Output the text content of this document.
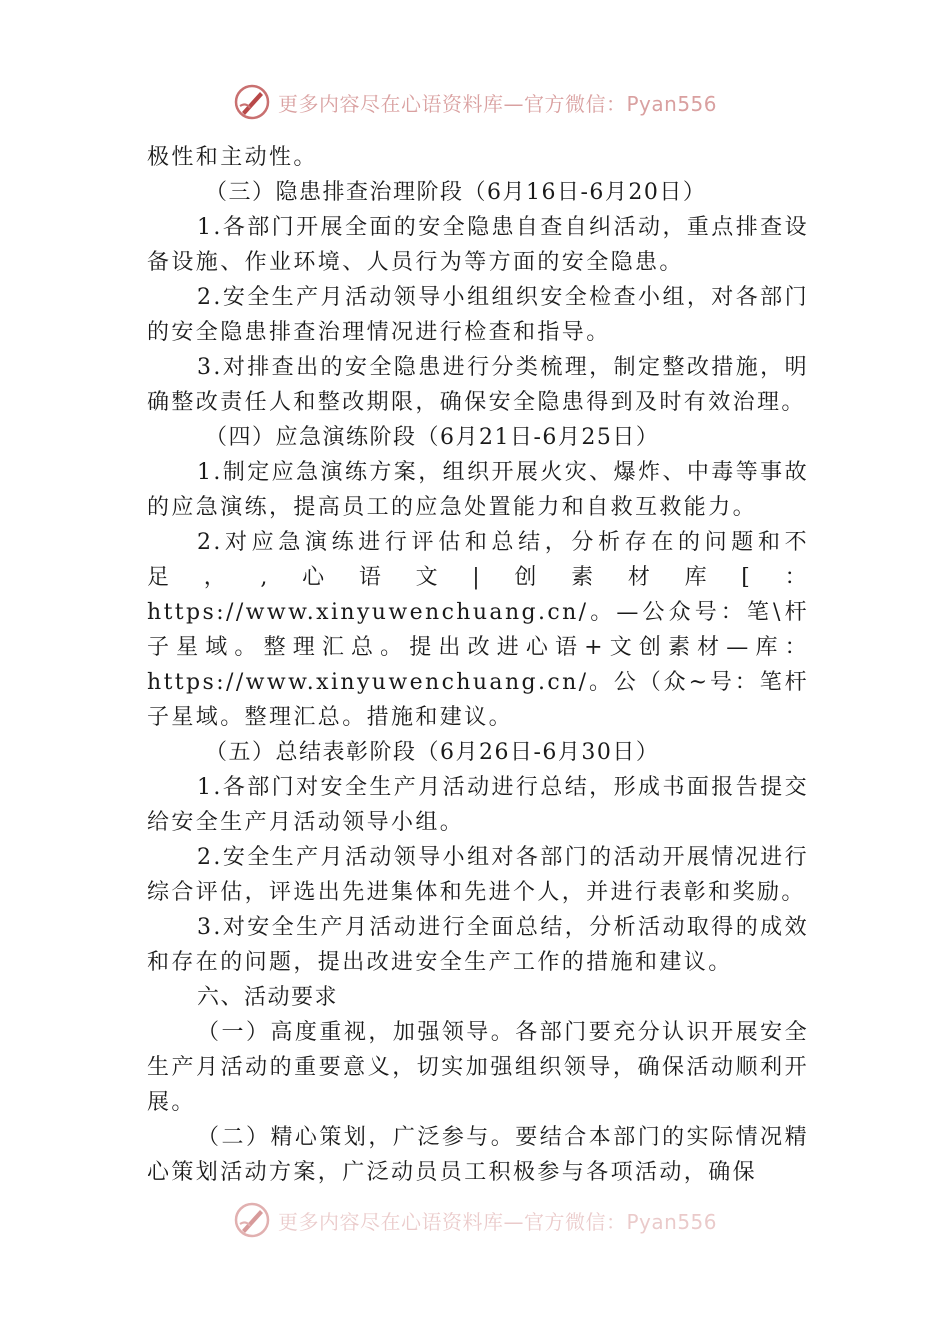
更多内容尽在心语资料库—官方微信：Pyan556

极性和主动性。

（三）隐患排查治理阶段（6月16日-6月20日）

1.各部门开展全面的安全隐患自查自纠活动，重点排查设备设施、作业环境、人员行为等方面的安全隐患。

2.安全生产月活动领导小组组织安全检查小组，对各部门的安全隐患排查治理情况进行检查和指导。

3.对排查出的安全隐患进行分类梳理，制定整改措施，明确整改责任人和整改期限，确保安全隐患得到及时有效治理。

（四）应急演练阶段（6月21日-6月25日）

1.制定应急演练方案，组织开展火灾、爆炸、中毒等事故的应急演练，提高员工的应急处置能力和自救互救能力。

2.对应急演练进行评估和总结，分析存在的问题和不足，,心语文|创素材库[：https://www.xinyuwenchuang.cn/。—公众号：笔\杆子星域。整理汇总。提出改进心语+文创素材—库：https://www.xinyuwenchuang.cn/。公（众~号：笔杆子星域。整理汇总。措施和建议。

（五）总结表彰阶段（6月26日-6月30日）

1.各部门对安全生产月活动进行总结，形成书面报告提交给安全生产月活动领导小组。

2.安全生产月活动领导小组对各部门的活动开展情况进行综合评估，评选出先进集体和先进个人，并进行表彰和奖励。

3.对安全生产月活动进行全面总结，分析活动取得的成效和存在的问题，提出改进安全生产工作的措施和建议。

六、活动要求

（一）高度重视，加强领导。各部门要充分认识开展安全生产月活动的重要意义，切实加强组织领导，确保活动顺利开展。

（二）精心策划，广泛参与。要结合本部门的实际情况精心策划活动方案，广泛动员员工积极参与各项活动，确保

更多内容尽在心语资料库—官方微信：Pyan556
□ □ □ □ □
▶ _DIRECTIONS_
Transcribe the full listing above exactly, with the images removed.

▶ _RESULT_
Output the text content of this document.
更多内容尽在心语资料库—官方微信：Pyan556

极性和主动性。

（三）隐患排查治理阶段（6月16日-6月20日）

1.各部门开展全面的安全隐患自查自纠活动，重点排查设备设施、作业环境、人员行为等方面的安全隐患。

2.安全生产月活动领导小组组织安全检查小组，对各部门的安全隐患排查治理情况进行检查和指导。

3.对排查出的安全隐患进行分类梳理，制定整改措施，明确整改责任人和整改期限，确保安全隐患得到及时有效治理。

（四）应急演练阶段（6月21日-6月25日）

1.制定应急演练方案，组织开展火灾、爆炸、中毒等事故的应急演练，提高员工的应急处置能力和自救互救能力。

2.对应急演练进行评估和总结，分析存在的问题和不足，,心语文|创素材库[：https://www.xinyuwenchuang.cn/。—公众号：笔\杆子星域。整理汇总。提出改进心语+文创素材—库：https://www.xinyuwenchuang.cn/。公（众~号：笔杆子星域。整理汇总。措施和建议。

（五）总结表彰阶段（6月26日-6月30日）

1.各部门对安全生产月活动进行总结，形成书面报告提交给安全生产月活动领导小组。

2.安全生产月活动领导小组对各部门的活动开展情况进行综合评估，评选出先进集体和先进个人，并进行表彰和奖励。

3.对安全生产月活动进行全面总结，分析活动取得的成效和存在的问题，提出改进安全生产工作的措施和建议。

六、活动要求

（一）高度重视，加强领导。各部门要充分认识开展安全生产月活动的重要意义，切实加强组织领导，确保活动顺利开展。

（二）精心策划，广泛参与。要结合本部门的实际情况精心策划活动方案，广泛动员员工积极参与各项活动，确保

更多内容尽在心语资料库—官方微信：Pyan556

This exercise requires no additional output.